## Start

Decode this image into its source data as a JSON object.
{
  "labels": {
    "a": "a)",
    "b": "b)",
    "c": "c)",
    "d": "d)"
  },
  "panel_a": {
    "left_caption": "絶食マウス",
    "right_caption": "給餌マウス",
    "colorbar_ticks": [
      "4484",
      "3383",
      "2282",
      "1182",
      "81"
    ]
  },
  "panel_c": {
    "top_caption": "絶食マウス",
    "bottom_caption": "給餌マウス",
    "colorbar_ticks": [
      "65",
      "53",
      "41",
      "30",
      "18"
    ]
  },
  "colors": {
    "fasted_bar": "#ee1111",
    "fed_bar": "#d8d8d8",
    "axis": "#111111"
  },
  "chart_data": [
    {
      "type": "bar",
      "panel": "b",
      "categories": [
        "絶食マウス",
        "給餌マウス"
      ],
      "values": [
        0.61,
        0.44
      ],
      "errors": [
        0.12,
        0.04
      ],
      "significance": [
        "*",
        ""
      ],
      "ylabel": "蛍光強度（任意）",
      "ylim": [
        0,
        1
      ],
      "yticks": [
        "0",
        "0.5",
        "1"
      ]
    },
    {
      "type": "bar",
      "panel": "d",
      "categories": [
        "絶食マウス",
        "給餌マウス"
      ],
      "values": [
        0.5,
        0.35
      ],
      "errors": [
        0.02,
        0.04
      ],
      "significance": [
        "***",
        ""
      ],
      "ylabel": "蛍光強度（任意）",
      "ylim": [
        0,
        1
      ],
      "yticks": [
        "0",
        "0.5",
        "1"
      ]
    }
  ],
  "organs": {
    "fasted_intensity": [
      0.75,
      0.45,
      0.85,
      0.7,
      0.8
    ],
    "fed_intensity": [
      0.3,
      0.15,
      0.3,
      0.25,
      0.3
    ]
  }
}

## End

Aim
Tell how many lines hold the string "絶食マウス", giving the number and nothing else.

Result
4